##### Data records

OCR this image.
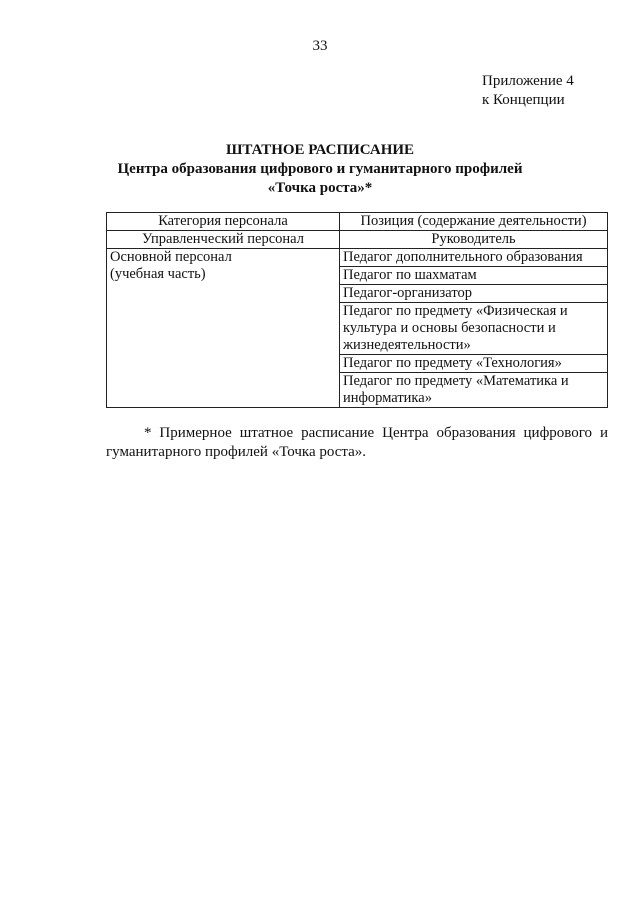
33
Приложение 4
к Концепции
ШТАТНОЕ РАСПИСАНИЕ
Центра образования цифрового и гуманитарного профилей
«Точка роста»*
Категория персонала	Позиция (содержание деятельности)
Управленческий персонал	Руководитель

Основной персонал
(учебная часть)	Педагог дополнительного образования
	Педагог по шахматам
	Педагог-организатор
	Педагог по предмету «Физическая и культура и основы безопасности и жизнедеятельности»
	Педагог по предмету «Технология»
	Педагог по предмету «Математика и информатика»
* Примерное штатное расписание Центра образования цифрового и гуманитарного профилей «Точка роста».
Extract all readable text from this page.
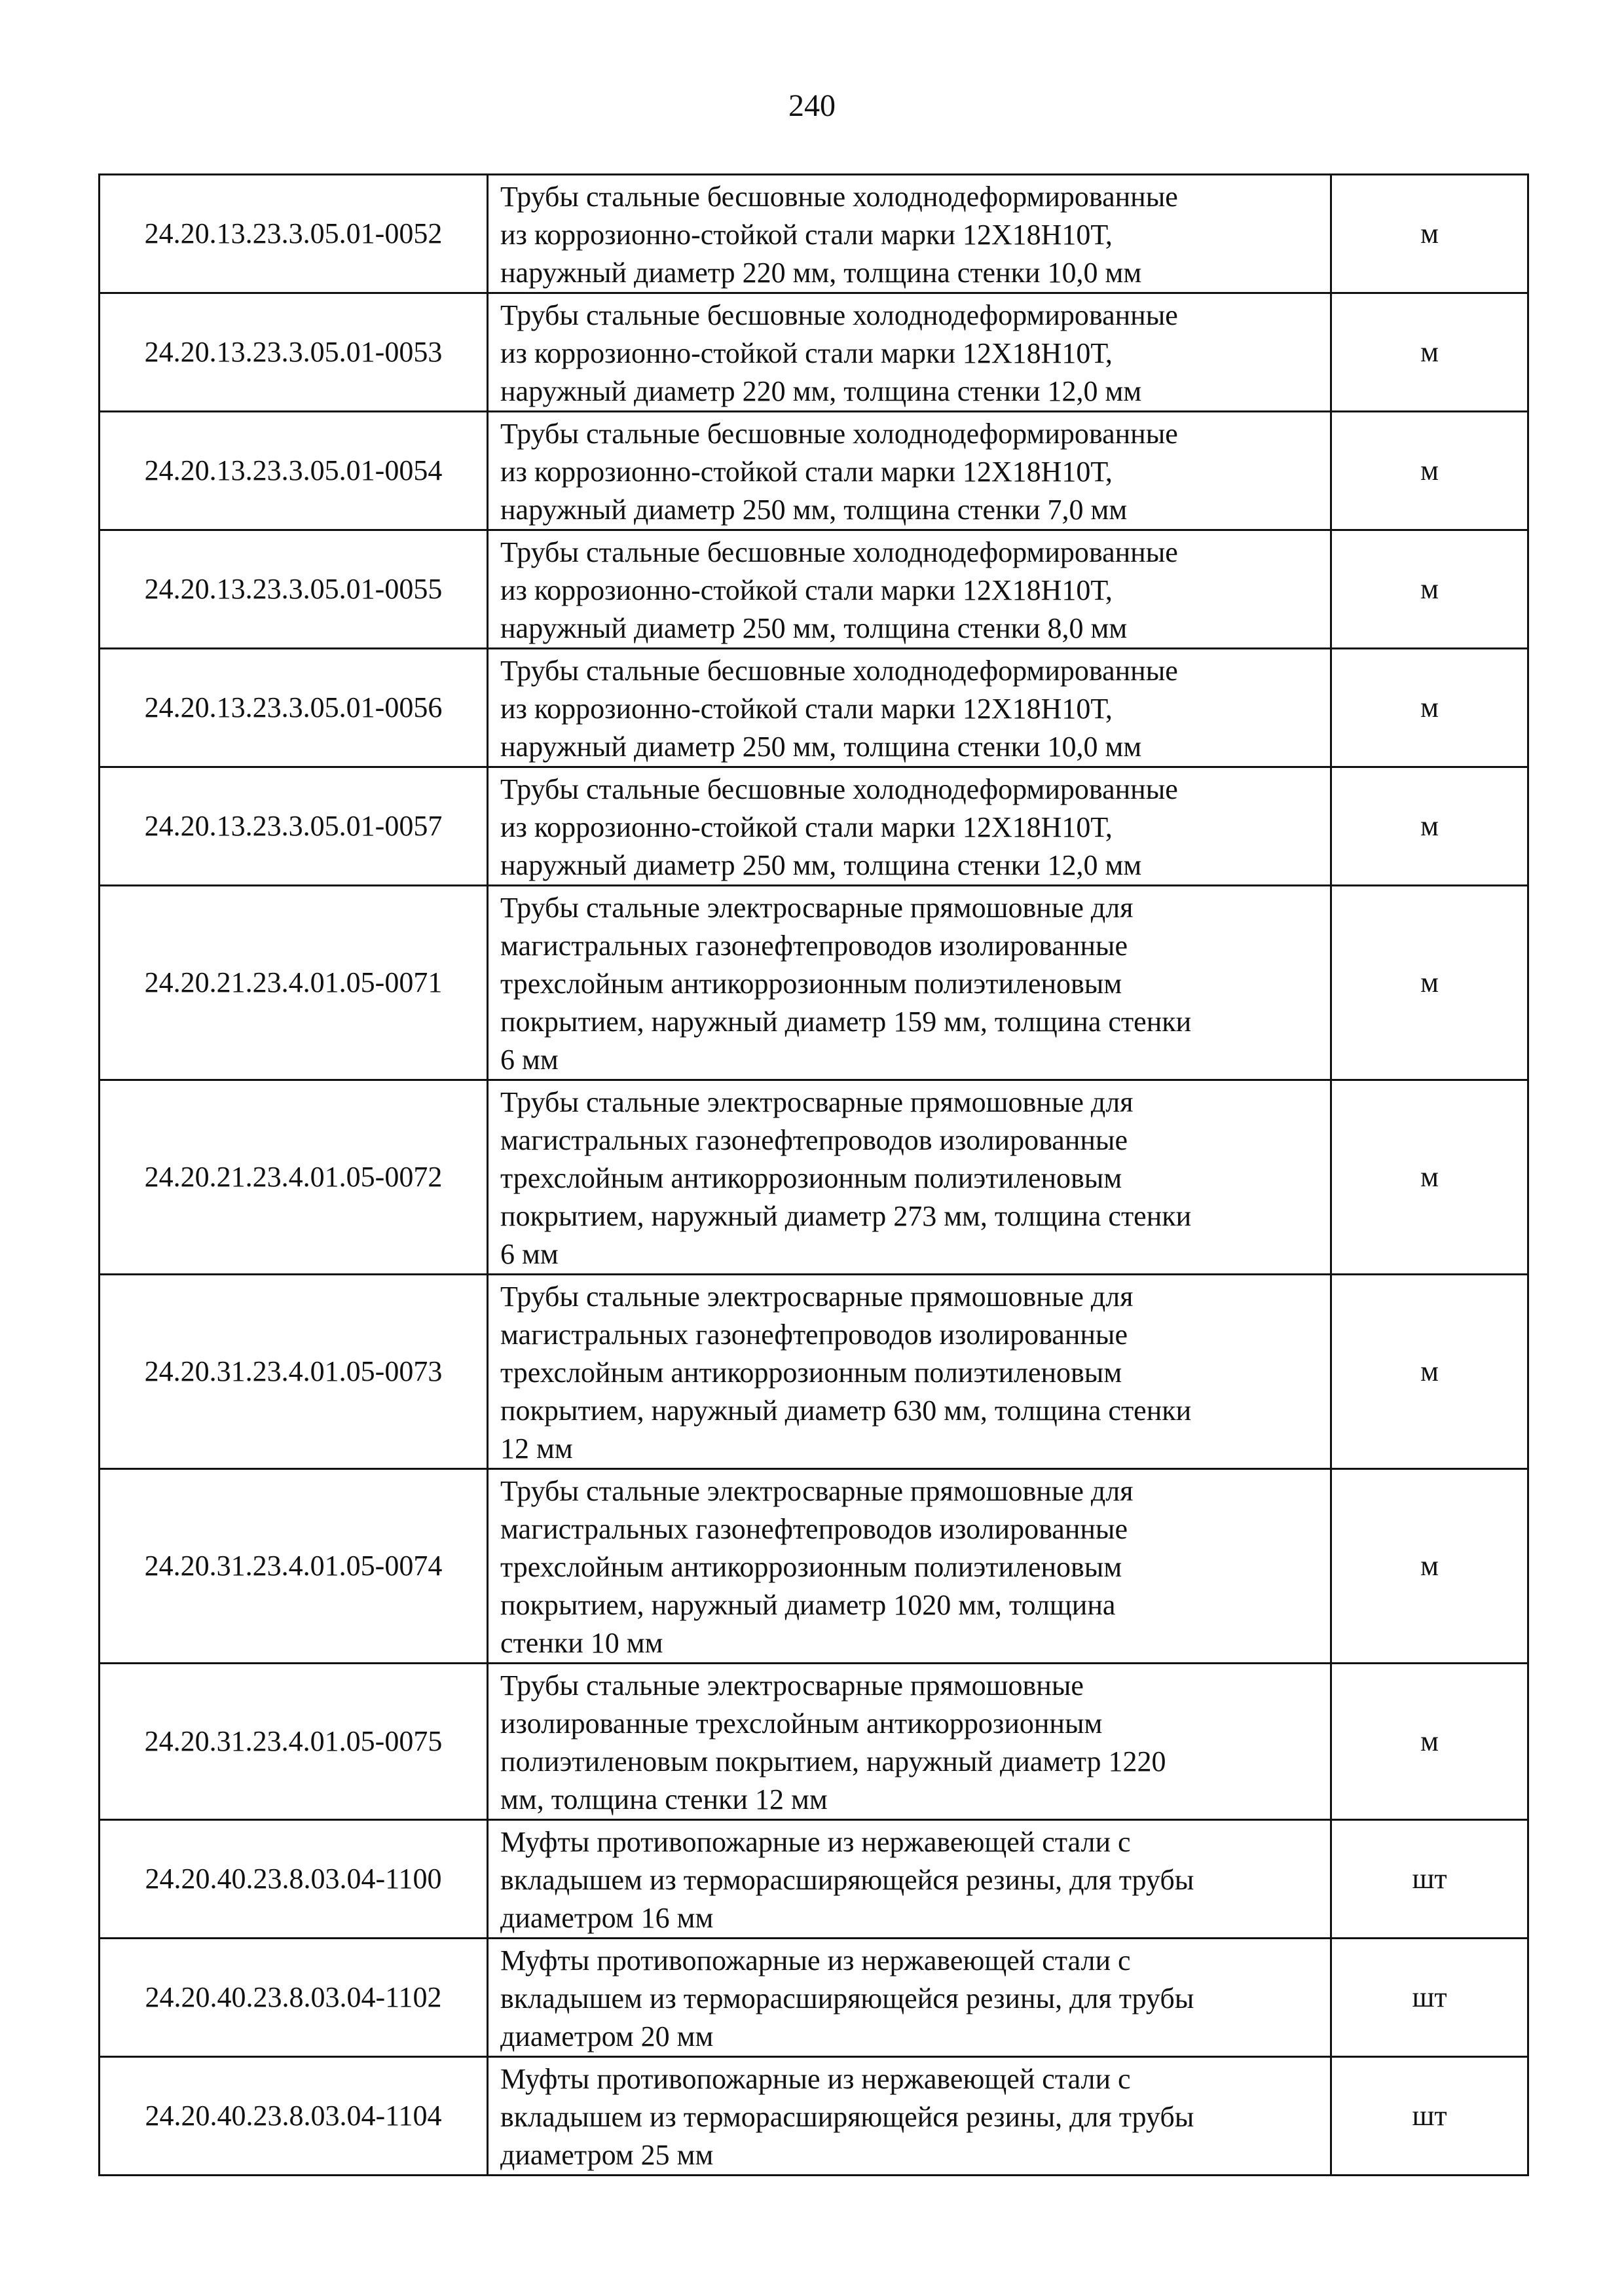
240
24.20.13.23.3.05.01-0052	Трубы стальные бесшовные холоднодеформированные
из коррозионно-стойкой стали марки 12Х18Н10Т,
наружный диаметр 220 мм, толщина стенки 10,0 мм	м
24.20.13.23.3.05.01-0053	Трубы стальные бесшовные холоднодеформированные
из коррозионно-стойкой стали марки 12Х18Н10Т,
наружный диаметр 220 мм, толщина стенки 12,0 мм	м
24.20.13.23.3.05.01-0054	Трубы стальные бесшовные холоднодеформированные
из коррозионно-стойкой стали марки 12Х18Н10Т,
наружный диаметр 250 мм, толщина стенки 7,0 мм	м
24.20.13.23.3.05.01-0055	Трубы стальные бесшовные холоднодеформированные
из коррозионно-стойкой стали марки 12Х18Н10Т,
наружный диаметр 250 мм, толщина стенки 8,0 мм	м
24.20.13.23.3.05.01-0056	Трубы стальные бесшовные холоднодеформированные
из коррозионно-стойкой стали марки 12Х18Н10Т,
наружный диаметр 250 мм, толщина стенки 10,0 мм	м
24.20.13.23.3.05.01-0057	Трубы стальные бесшовные холоднодеформированные
из коррозионно-стойкой стали марки 12Х18Н10Т,
наружный диаметр 250 мм, толщина стенки 12,0 мм	м
24.20.21.23.4.01.05-0071	Трубы стальные электросварные прямошовные для
магистральных газонефтепроводов изолированные
трехслойным антикоррозионным полиэтиленовым
покрытием, наружный диаметр 159 мм, толщина стенки
6 мм	м
24.20.21.23.4.01.05-0072	Трубы стальные электросварные прямошовные для
магистральных газонефтепроводов изолированные
трехслойным антикоррозионным полиэтиленовым
покрытием, наружный диаметр 273 мм, толщина стенки
6 мм	м
24.20.31.23.4.01.05-0073	Трубы стальные электросварные прямошовные для
магистральных газонефтепроводов изолированные
трехслойным антикоррозионным полиэтиленовым
покрытием, наружный диаметр 630 мм, толщина стенки
12 мм	м
24.20.31.23.4.01.05-0074	Трубы стальные электросварные прямошовные для
магистральных газонефтепроводов изолированные
трехслойным антикоррозионным полиэтиленовым
покрытием, наружный диаметр 1020 мм, толщина
стенки 10 мм	м
24.20.31.23.4.01.05-0075	Трубы стальные электросварные прямошовные
изолированные трехслойным антикоррозионным
полиэтиленовым покрытием, наружный диаметр 1220
мм, толщина стенки 12 мм	м
24.20.40.23.8.03.04-1100	Муфты противопожарные из нержавеющей стали с
вкладышем из терморасширяющейся резины, для трубы
диаметром 16 мм	шт
24.20.40.23.8.03.04-1102	Муфты противопожарные из нержавеющей стали с
вкладышем из терморасширяющейся резины, для трубы
диаметром 20 мм	шт
24.20.40.23.8.03.04-1104	Муфты противопожарные из нержавеющей стали с
вкладышем из терморасширяющейся резины, для трубы
диаметром 25 мм	шт
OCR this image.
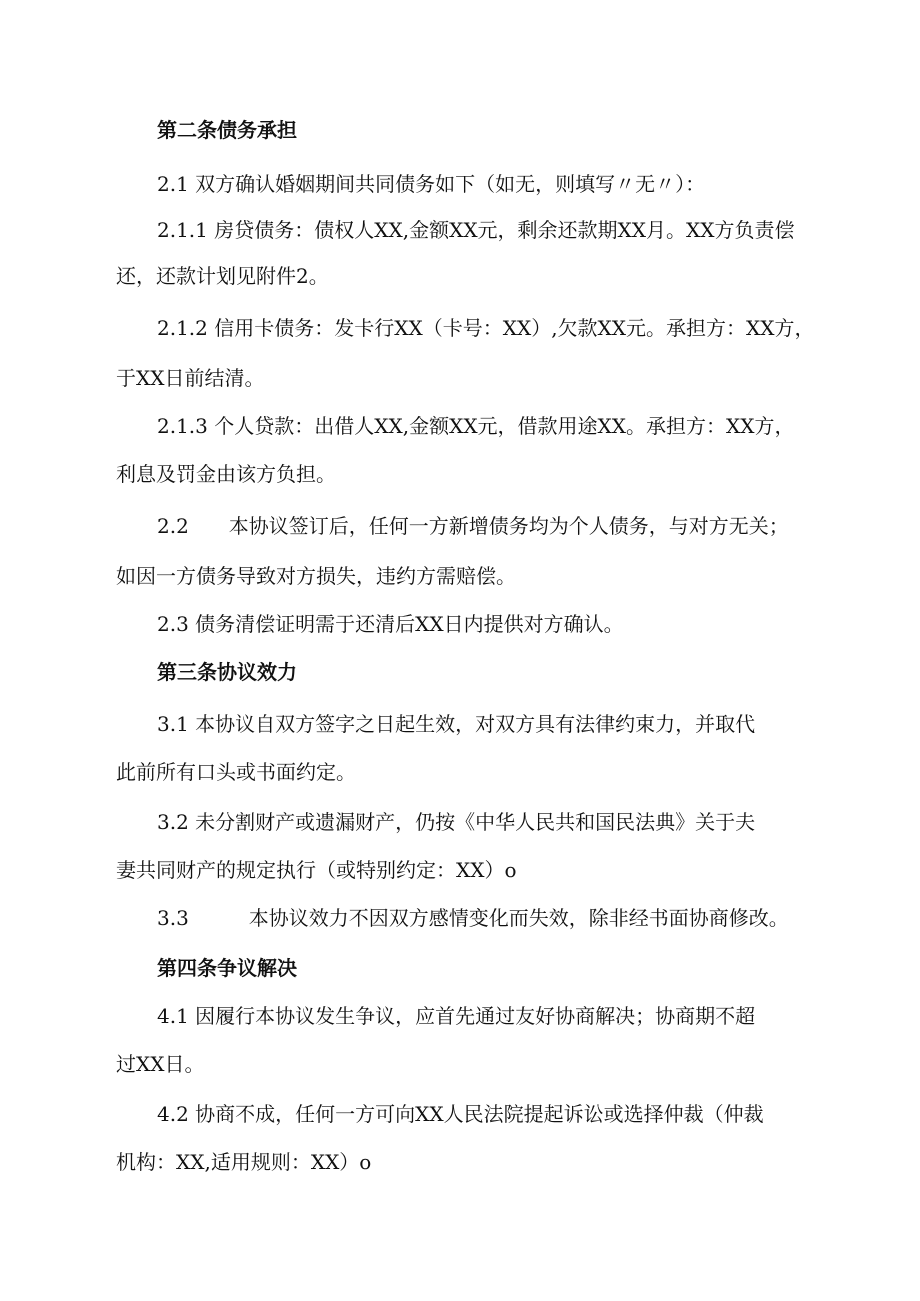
第二条债务承担
2.1 双方确认婚姻期间共同债务如下（如无，则填写〃无〃）：
2.1.1 房贷债务：债权人XX,金额XX元，剩余还款期XX月。XX方负责偿
还，还款计划见附件2。
2.1.2 信用卡债务：发卡行XX（卡号：XX）,欠款XX元。承担方：XX方，
于XX日前结清。
2.1.3 个人贷款：出借人XX,金额XX元，借款用途XX。承担方：XX方，
利息及罚金由该方负担。
2.2　　本协议签订后，任何一方新增债务均为个人债务，与对方无关；
如因一方债务导致对方损失，违约方需赔偿。
2.3 债务清偿证明需于还清后XX日内提供对方确认。
第三条协议效力
3.1 本协议自双方签字之日起生效，对双方具有法律约束力，并取代
此前所有口头或书面约定。
3.2 未分割财产或遗漏财产，仍按《中华人民共和国民法典》关于夫
妻共同财产的规定执行（或特别约定：XX）o
3.3　　　本协议效力不因双方感情变化而失效，除非经书面协商修改。
第四条争议解决
4.1 因履行本协议发生争议，应首先通过友好协商解决；协商期不超
过XX日。
4.2 协商不成，任何一方可向XX人民法院提起诉讼或选择仲裁（仲裁
机构：XX,适用规则：XX）o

##########

** Exercise instructions **
Without the pictures, repeat all the records word for word.

** Solution to the problem **
OCR this image.
33
Приложение 4
к Концепции
ШТАТНОЕ РАСПИСАНИЕ
Центра образования цифрового и гуманитарного профилей
«Точка роста»*
Категория персонала	Позиция (содержание деятельности)
Управленческий персонал	Руководитель

Основной персонал
(учебная часть)	Педагог дополнительного образования
	Педагог по шахматам
	Педагог-организатор
	Педагог по предмету «Физическая и культура и основы безопасности и жизнедеятельности»
	Педагог по предмету «Технология»
	Педагог по предмету «Математика и информатика»
* Примерное штатное расписание Центра образования цифрового и гуманитарного профилей «Точка роста».
Extract all readable text from this page.
240
24.20.13.23.3.05.01-0052	Трубы стальные бесшовные холоднодеформированные
из коррозионно-стойкой стали марки 12Х18Н10Т,
наружный диаметр 220 мм, толщина стенки 10,0 мм	м
24.20.13.23.3.05.01-0053	Трубы стальные бесшовные холоднодеформированные
из коррозионно-стойкой стали марки 12Х18Н10Т,
наружный диаметр 220 мм, толщина стенки 12,0 мм	м
24.20.13.23.3.05.01-0054	Трубы стальные бесшовные холоднодеформированные
из коррозионно-стойкой стали марки 12Х18Н10Т,
наружный диаметр 250 мм, толщина стенки 7,0 мм	м
24.20.13.23.3.05.01-0055	Трубы стальные бесшовные холоднодеформированные
из коррозионно-стойкой стали марки 12Х18Н10Т,
наружный диаметр 250 мм, толщина стенки 8,0 мм	м
24.20.13.23.3.05.01-0056	Трубы стальные бесшовные холоднодеформированные
из коррозионно-стойкой стали марки 12Х18Н10Т,
наружный диаметр 250 мм, толщина стенки 10,0 мм	м
24.20.13.23.3.05.01-0057	Трубы стальные бесшовные холоднодеформированные
из коррозионно-стойкой стали марки 12Х18Н10Т,
наружный диаметр 250 мм, толщина стенки 12,0 мм	м
24.20.21.23.4.01.05-0071	Трубы стальные электросварные прямошовные для
магистральных газонефтепроводов изолированные
трехслойным антикоррозионным полиэтиленовым
покрытием, наружный диаметр 159 мм, толщина стенки
6 мм	м
24.20.21.23.4.01.05-0072	Трубы стальные электросварные прямошовные для
магистральных газонефтепроводов изолированные
трехслойным антикоррозионным полиэтиленовым
покрытием, наружный диаметр 273 мм, толщина стенки
6 мм	м
24.20.31.23.4.01.05-0073	Трубы стальные электросварные прямошовные для
магистральных газонефтепроводов изолированные
трехслойным антикоррозионным полиэтиленовым
покрытием, наружный диаметр 630 мм, толщина стенки
12 мм	м
24.20.31.23.4.01.05-0074	Трубы стальные электросварные прямошовные для
магистральных газонефтепроводов изолированные
трехслойным антикоррозионным полиэтиленовым
покрытием, наружный диаметр 1020 мм, толщина
стенки 10 мм	м
24.20.31.23.4.01.05-0075	Трубы стальные электросварные прямошовные
изолированные трехслойным антикоррозионным
полиэтиленовым покрытием, наружный диаметр 1220
мм, толщина стенки 12 мм	м
24.20.40.23.8.03.04-1100	Муфты противопожарные из нержавеющей стали с
вкладышем из терморасширяющейся резины, для трубы
диаметром 16 мм	шт
24.20.40.23.8.03.04-1102	Муфты противопожарные из нержавеющей стали с
вкладышем из терморасширяющейся резины, для трубы
диаметром 20 мм	шт
24.20.40.23.8.03.04-1104	Муфты противопожарные из нержавеющей стали с
вкладышем из терморасширяющейся резины, для трубы
диаметром 25 мм	шт
OCR this image.
第二条债务承担
2.1 双方确认婚姻期间共同债务如下（如无，则填写〃无〃）：
2.1.1 房贷债务：债权人XX,金额XX元，剩余还款期XX月。XX方负责偿
还，还款计划见附件2。
2.1.2 信用卡债务：发卡行XX（卡号：XX）,欠款XX元。承担方：XX方，
于XX日前结清。
2.1.3 个人贷款：出借人XX,金额XX元，借款用途XX。承担方：XX方，
利息及罚金由该方负担。
2.2　　本协议签订后，任何一方新增债务均为个人债务，与对方无关；
如因一方债务导致对方损失，违约方需赔偿。
2.3 债务清偿证明需于还清后XX日内提供对方确认。
第三条协议效力
3.1 本协议自双方签字之日起生效，对双方具有法律约束力，并取代
此前所有口头或书面约定。
3.2 未分割财产或遗漏财产，仍按《中华人民共和国民法典》关于夫
妻共同财产的规定执行（或特别约定：XX）o
3.3　　　本协议效力不因双方感情变化而失效，除非经书面协商修改。
第四条争议解决
4.1 因履行本协议发生争议，应首先通过友好协商解决；协商期不超
过XX日。
4.2 协商不成，任何一方可向XX人民法院提起诉讼或选择仲裁（仲裁
机构：XX,适用规则：XX）o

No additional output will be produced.